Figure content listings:
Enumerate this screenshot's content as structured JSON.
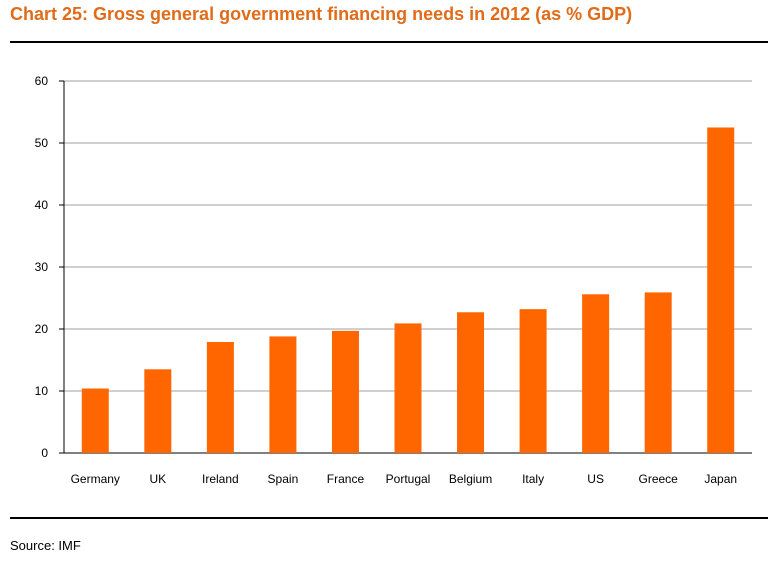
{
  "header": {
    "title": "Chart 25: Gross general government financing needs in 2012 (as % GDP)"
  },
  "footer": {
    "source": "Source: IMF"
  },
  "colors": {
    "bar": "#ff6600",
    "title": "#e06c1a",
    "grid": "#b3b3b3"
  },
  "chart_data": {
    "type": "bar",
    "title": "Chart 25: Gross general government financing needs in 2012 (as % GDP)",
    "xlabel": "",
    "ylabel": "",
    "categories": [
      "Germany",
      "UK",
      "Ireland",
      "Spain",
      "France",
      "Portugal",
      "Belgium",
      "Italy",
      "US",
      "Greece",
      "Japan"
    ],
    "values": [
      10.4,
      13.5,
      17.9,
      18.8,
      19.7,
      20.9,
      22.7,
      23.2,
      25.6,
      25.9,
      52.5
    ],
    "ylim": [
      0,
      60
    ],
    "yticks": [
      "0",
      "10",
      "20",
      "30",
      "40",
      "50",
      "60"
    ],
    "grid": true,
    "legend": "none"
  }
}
==
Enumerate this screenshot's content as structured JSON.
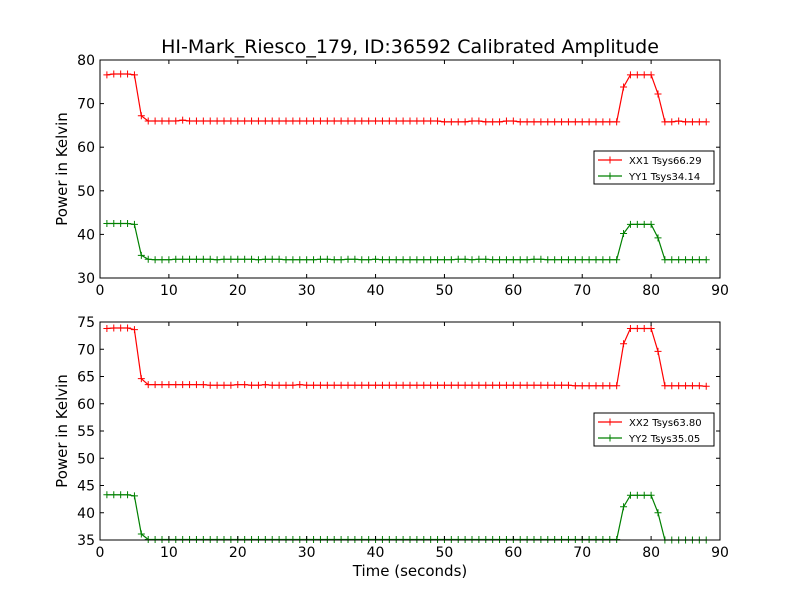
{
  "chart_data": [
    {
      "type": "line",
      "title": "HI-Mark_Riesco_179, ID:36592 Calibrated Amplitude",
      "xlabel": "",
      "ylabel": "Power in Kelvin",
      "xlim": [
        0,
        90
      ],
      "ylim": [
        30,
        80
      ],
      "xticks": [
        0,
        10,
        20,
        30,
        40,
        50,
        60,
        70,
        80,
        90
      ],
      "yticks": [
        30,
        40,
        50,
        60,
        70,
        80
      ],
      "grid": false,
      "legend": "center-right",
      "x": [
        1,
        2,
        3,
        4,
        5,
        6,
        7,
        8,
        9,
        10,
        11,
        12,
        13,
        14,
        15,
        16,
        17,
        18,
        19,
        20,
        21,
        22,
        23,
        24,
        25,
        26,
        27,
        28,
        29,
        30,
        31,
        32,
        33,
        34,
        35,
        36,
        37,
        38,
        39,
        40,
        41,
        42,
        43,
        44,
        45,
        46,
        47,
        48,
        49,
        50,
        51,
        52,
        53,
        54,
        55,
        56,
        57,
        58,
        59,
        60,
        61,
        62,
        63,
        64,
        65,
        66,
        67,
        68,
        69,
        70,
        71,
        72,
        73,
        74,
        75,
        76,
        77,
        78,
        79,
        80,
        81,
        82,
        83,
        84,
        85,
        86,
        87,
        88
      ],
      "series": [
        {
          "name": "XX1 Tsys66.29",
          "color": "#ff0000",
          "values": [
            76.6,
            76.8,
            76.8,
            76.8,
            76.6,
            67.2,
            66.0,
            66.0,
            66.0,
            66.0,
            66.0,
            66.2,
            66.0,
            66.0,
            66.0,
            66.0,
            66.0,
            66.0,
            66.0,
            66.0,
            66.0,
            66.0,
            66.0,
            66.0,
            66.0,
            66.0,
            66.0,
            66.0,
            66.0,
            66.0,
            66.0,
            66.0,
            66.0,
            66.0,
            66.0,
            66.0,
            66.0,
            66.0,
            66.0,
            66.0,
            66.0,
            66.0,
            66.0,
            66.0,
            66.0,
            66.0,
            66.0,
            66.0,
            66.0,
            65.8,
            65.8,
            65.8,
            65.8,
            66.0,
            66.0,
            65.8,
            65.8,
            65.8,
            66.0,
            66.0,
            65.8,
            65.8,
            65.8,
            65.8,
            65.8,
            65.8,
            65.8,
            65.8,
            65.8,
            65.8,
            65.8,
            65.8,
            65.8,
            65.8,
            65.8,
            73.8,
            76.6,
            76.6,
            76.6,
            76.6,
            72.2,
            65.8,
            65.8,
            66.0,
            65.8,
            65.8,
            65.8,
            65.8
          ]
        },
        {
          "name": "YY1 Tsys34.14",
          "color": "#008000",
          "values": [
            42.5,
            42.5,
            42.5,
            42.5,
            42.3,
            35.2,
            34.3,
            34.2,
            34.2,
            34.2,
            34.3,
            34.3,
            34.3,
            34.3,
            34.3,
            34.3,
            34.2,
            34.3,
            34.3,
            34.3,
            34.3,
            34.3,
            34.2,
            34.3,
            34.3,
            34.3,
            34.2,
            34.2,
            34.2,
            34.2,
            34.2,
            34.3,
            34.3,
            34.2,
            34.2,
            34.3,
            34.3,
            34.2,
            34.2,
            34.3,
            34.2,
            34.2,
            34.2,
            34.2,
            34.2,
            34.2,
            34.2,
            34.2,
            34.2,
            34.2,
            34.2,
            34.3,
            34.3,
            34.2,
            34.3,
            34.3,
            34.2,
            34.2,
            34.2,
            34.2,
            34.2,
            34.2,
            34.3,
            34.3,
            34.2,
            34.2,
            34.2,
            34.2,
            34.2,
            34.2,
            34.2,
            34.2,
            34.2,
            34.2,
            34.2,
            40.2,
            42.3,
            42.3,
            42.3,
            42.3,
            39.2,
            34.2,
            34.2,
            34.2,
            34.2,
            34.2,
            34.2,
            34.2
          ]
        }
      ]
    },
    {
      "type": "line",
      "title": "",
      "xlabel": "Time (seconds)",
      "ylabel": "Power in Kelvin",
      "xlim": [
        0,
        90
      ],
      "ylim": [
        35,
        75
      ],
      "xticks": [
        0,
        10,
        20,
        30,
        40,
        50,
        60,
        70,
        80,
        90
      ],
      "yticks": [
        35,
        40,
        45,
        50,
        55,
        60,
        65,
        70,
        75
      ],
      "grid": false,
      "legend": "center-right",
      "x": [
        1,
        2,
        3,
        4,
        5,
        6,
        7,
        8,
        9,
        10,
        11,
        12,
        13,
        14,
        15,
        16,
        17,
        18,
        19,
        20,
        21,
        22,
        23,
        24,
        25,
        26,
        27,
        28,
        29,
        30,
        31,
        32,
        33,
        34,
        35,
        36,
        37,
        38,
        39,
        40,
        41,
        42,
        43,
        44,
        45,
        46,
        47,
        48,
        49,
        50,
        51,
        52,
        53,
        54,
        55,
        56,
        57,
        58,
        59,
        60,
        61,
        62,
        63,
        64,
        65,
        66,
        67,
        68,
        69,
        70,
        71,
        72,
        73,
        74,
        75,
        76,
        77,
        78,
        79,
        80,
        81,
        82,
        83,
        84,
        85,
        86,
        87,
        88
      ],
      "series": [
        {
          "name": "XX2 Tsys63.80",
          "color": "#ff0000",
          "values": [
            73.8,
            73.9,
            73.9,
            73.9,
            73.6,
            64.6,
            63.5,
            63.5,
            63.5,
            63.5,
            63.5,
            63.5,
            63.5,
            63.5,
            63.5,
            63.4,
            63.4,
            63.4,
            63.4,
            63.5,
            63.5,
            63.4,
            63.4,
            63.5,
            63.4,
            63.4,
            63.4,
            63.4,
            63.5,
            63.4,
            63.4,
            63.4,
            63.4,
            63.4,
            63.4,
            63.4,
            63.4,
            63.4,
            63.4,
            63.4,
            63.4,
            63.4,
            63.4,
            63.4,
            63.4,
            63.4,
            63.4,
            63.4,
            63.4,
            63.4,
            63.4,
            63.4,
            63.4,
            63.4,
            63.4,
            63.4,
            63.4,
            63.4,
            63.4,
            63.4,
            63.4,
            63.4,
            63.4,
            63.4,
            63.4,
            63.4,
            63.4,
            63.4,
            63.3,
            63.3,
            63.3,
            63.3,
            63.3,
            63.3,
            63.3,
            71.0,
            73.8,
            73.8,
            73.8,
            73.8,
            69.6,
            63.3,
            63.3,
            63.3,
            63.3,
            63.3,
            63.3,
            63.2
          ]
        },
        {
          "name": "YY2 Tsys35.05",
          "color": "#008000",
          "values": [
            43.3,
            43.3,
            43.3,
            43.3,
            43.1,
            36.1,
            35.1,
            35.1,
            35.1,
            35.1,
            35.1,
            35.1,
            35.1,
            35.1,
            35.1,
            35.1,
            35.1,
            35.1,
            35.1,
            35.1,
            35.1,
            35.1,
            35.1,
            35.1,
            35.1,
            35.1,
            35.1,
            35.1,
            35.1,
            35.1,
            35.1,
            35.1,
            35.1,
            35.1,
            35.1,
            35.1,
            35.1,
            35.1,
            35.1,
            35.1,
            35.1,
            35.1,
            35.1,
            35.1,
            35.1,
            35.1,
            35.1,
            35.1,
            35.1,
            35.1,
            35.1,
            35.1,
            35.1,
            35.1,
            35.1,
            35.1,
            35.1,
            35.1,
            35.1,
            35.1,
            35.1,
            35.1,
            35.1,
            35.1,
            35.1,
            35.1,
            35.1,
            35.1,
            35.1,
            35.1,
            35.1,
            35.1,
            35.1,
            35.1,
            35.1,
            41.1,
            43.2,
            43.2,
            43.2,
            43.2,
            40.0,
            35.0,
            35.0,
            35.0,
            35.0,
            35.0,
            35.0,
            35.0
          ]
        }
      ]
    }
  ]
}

PROBLEM DETAILS - Only a number is wanted: how many lines contain "name"?

RESULT - 4